** Records from a data collection **
=-=-=-=-=

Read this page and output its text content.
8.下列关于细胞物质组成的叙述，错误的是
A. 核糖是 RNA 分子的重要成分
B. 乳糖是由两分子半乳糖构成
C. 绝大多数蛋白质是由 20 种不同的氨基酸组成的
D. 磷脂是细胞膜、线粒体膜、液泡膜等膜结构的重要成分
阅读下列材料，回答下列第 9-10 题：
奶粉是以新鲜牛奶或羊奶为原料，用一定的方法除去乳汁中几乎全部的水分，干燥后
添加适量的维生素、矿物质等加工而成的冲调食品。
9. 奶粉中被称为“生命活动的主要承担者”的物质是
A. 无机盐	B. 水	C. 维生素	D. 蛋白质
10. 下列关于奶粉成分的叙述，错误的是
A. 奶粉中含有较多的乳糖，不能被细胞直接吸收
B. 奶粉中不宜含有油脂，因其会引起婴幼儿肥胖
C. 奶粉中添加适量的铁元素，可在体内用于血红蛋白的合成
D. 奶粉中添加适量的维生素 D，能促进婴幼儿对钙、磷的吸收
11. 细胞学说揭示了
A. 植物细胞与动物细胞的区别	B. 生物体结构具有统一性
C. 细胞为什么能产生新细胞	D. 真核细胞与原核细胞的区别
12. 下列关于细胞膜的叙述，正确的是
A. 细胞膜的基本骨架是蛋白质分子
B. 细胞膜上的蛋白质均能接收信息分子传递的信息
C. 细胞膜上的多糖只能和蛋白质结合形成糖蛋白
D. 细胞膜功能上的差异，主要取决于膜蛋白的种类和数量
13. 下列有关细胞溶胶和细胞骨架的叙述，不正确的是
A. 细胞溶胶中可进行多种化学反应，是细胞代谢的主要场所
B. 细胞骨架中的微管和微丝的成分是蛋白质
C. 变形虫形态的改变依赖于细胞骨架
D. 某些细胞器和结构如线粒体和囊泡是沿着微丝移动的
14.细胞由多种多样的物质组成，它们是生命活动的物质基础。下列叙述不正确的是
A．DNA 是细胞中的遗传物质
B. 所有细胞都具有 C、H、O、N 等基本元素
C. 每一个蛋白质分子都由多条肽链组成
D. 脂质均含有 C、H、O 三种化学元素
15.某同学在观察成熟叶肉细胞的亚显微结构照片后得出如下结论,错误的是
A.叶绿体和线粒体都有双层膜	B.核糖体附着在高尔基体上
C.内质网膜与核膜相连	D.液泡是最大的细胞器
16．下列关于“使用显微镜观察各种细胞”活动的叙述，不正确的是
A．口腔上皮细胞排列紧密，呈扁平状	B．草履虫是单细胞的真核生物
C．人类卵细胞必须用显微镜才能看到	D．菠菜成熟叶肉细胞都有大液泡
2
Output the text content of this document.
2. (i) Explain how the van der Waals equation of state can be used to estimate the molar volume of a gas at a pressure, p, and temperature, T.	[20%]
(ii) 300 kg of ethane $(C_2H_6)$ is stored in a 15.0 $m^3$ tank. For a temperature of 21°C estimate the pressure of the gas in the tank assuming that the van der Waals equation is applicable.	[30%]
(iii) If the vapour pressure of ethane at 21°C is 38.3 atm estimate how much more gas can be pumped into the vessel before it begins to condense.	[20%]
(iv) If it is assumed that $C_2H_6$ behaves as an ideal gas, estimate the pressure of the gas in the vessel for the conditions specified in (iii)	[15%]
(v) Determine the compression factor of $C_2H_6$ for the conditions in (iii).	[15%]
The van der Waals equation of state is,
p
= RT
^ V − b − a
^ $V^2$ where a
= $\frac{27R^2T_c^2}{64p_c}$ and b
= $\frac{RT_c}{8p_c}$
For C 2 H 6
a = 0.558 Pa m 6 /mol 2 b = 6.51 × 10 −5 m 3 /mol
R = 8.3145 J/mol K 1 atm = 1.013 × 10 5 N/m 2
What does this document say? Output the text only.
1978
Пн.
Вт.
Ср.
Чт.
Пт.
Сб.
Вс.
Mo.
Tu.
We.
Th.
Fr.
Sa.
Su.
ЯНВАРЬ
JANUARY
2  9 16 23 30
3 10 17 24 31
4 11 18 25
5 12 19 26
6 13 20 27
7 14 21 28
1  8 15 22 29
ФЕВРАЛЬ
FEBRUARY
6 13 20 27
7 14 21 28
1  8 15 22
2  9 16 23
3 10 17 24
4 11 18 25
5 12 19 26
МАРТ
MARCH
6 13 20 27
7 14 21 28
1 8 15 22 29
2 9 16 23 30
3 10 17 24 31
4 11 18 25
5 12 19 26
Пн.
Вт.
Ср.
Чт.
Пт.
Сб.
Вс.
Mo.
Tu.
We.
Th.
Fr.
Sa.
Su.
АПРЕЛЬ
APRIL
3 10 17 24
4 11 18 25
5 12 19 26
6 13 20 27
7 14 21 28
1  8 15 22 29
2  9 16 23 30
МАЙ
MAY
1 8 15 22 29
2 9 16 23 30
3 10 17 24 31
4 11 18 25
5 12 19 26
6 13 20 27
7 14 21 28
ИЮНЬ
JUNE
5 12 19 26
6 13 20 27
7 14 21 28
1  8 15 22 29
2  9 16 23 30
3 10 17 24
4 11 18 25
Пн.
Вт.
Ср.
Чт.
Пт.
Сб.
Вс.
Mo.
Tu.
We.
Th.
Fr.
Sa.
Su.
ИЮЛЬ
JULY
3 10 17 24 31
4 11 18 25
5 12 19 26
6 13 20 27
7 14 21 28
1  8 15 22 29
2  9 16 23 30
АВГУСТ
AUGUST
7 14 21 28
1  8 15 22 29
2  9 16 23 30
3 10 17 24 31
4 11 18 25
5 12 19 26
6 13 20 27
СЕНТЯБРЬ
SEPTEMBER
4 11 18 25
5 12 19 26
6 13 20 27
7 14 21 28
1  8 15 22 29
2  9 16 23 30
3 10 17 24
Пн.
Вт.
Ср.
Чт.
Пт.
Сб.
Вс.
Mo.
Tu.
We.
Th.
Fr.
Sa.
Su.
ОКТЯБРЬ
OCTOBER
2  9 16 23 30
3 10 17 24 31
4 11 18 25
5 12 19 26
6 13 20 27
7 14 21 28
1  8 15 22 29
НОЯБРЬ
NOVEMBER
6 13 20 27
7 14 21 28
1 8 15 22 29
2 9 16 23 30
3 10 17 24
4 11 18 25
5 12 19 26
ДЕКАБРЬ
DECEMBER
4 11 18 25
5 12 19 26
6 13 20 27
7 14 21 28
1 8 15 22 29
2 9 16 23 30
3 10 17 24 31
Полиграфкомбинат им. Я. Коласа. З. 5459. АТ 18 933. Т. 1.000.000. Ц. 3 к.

=-=-=-=-=

** GIVEN PROBLEM **
Repeat the records above exactly, from the first line to the last.

** WRITTEN ANSWER **
Read this page and output its text content.
8.下列关于细胞物质组成的叙述，错误的是
A. 核糖是 RNA 分子的重要成分
B. 乳糖是由两分子半乳糖构成
C. 绝大多数蛋白质是由 20 种不同的氨基酸组成的
D. 磷脂是细胞膜、线粒体膜、液泡膜等膜结构的重要成分
阅读下列材料，回答下列第 9-10 题：
奶粉是以新鲜牛奶或羊奶为原料，用一定的方法除去乳汁中几乎全部的水分，干燥后
添加适量的维生素、矿物质等加工而成的冲调食品。
9. 奶粉中被称为“生命活动的主要承担者”的物质是
A. 无机盐	B. 水	C. 维生素	D. 蛋白质
10. 下列关于奶粉成分的叙述，错误的是
A. 奶粉中含有较多的乳糖，不能被细胞直接吸收
B. 奶粉中不宜含有油脂，因其会引起婴幼儿肥胖
C. 奶粉中添加适量的铁元素，可在体内用于血红蛋白的合成
D. 奶粉中添加适量的维生素 D，能促进婴幼儿对钙、磷的吸收
11. 细胞学说揭示了
A. 植物细胞与动物细胞的区别	B. 生物体结构具有统一性
C. 细胞为什么能产生新细胞	D. 真核细胞与原核细胞的区别
12. 下列关于细胞膜的叙述，正确的是
A. 细胞膜的基本骨架是蛋白质分子
B. 细胞膜上的蛋白质均能接收信息分子传递的信息
C. 细胞膜上的多糖只能和蛋白质结合形成糖蛋白
D. 细胞膜功能上的差异，主要取决于膜蛋白的种类和数量
13. 下列有关细胞溶胶和细胞骨架的叙述，不正确的是
A. 细胞溶胶中可进行多种化学反应，是细胞代谢的主要场所
B. 细胞骨架中的微管和微丝的成分是蛋白质
C. 变形虫形态的改变依赖于细胞骨架
D. 某些细胞器和结构如线粒体和囊泡是沿着微丝移动的
14.细胞由多种多样的物质组成，它们是生命活动的物质基础。下列叙述不正确的是
A．DNA 是细胞中的遗传物质
B. 所有细胞都具有 C、H、O、N 等基本元素
C. 每一个蛋白质分子都由多条肽链组成
D. 脂质均含有 C、H、O 三种化学元素
15.某同学在观察成熟叶肉细胞的亚显微结构照片后得出如下结论,错误的是
A.叶绿体和线粒体都有双层膜	B.核糖体附着在高尔基体上
C.内质网膜与核膜相连	D.液泡是最大的细胞器
16．下列关于“使用显微镜观察各种细胞”活动的叙述，不正确的是
A．口腔上皮细胞排列紧密，呈扁平状	B．草履虫是单细胞的真核生物
C．人类卵细胞必须用显微镜才能看到	D．菠菜成熟叶肉细胞都有大液泡
2
Output the text content of this document.
2. (i) Explain how the van der Waals equation of state can be used to estimate the molar volume of a gas at a pressure, p, and temperature, T.	[20%]
(ii) 300 kg of ethane $(C_2H_6)$ is stored in a 15.0 $m^3$ tank. For a temperature of 21°C estimate the pressure of the gas in the tank assuming that the van der Waals equation is applicable.	[30%]
(iii) If the vapour pressure of ethane at 21°C is 38.3 atm estimate how much more gas can be pumped into the vessel before it begins to condense.	[20%]
(iv) If it is assumed that $C_2H_6$ behaves as an ideal gas, estimate the pressure of the gas in the vessel for the conditions specified in (iii)	[15%]
(v) Determine the compression factor of $C_2H_6$ for the conditions in (iii).	[15%]
The van der Waals equation of state is,
p
= RT
^ V − b − a
^ $V^2$ where a
= $\frac{27R^2T_c^2}{64p_c}$ and b
= $\frac{RT_c}{8p_c}$
For C 2 H 6
a = 0.558 Pa m 6 /mol 2 b = 6.51 × 10 −5 m 3 /mol
R = 8.3145 J/mol K 1 atm = 1.013 × 10 5 N/m 2
What does this document say? Output the text only.
1978
Пн.
Вт.
Ср.
Чт.
Пт.
Сб.
Вс.
Mo.
Tu.
We.
Th.
Fr.
Sa.
Su.
ЯНВАРЬ
JANUARY
2  9 16 23 30
3 10 17 24 31
4 11 18 25
5 12 19 26
6 13 20 27
7 14 21 28
1  8 15 22 29
ФЕВРАЛЬ
FEBRUARY
6 13 20 27
7 14 21 28
1  8 15 22
2  9 16 23
3 10 17 24
4 11 18 25
5 12 19 26
МАРТ
MARCH
6 13 20 27
7 14 21 28
1 8 15 22 29
2 9 16 23 30
3 10 17 24 31
4 11 18 25
5 12 19 26
Пн.
Вт.
Ср.
Чт.
Пт.
Сб.
Вс.
Mo.
Tu.
We.
Th.
Fr.
Sa.
Su.
АПРЕЛЬ
APRIL
3 10 17 24
4 11 18 25
5 12 19 26
6 13 20 27
7 14 21 28
1  8 15 22 29
2  9 16 23 30
МАЙ
MAY
1 8 15 22 29
2 9 16 23 30
3 10 17 24 31
4 11 18 25
5 12 19 26
6 13 20 27
7 14 21 28
ИЮНЬ
JUNE
5 12 19 26
6 13 20 27
7 14 21 28
1  8 15 22 29
2  9 16 23 30
3 10 17 24
4 11 18 25
Пн.
Вт.
Ср.
Чт.
Пт.
Сб.
Вс.
Mo.
Tu.
We.
Th.
Fr.
Sa.
Su.
ИЮЛЬ
JULY
3 10 17 24 31
4 11 18 25
5 12 19 26
6 13 20 27
7 14 21 28
1  8 15 22 29
2  9 16 23 30
АВГУСТ
AUGUST
7 14 21 28
1  8 15 22 29
2  9 16 23 30
3 10 17 24 31
4 11 18 25
5 12 19 26
6 13 20 27
СЕНТЯБРЬ
SEPTEMBER
4 11 18 25
5 12 19 26
6 13 20 27
7 14 21 28
1  8 15 22 29
2  9 16 23 30
3 10 17 24
Пн.
Вт.
Ср.
Чт.
Пт.
Сб.
Вс.
Mo.
Tu.
We.
Th.
Fr.
Sa.
Su.
ОКТЯБРЬ
OCTOBER
2  9 16 23 30
3 10 17 24 31
4 11 18 25
5 12 19 26
6 13 20 27
7 14 21 28
1  8 15 22 29
НОЯБРЬ
NOVEMBER
6 13 20 27
7 14 21 28
1 8 15 22 29
2 9 16 23 30
3 10 17 24
4 11 18 25
5 12 19 26
ДЕКАБРЬ
DECEMBER
4 11 18 25
5 12 19 26
6 13 20 27
7 14 21 28
1 8 15 22 29
2 9 16 23 30
3 10 17 24 31
Полиграфкомбинат им. Я. Коласа. З. 5459. АТ 18 933. Т. 1.000.000. Ц. 3 к.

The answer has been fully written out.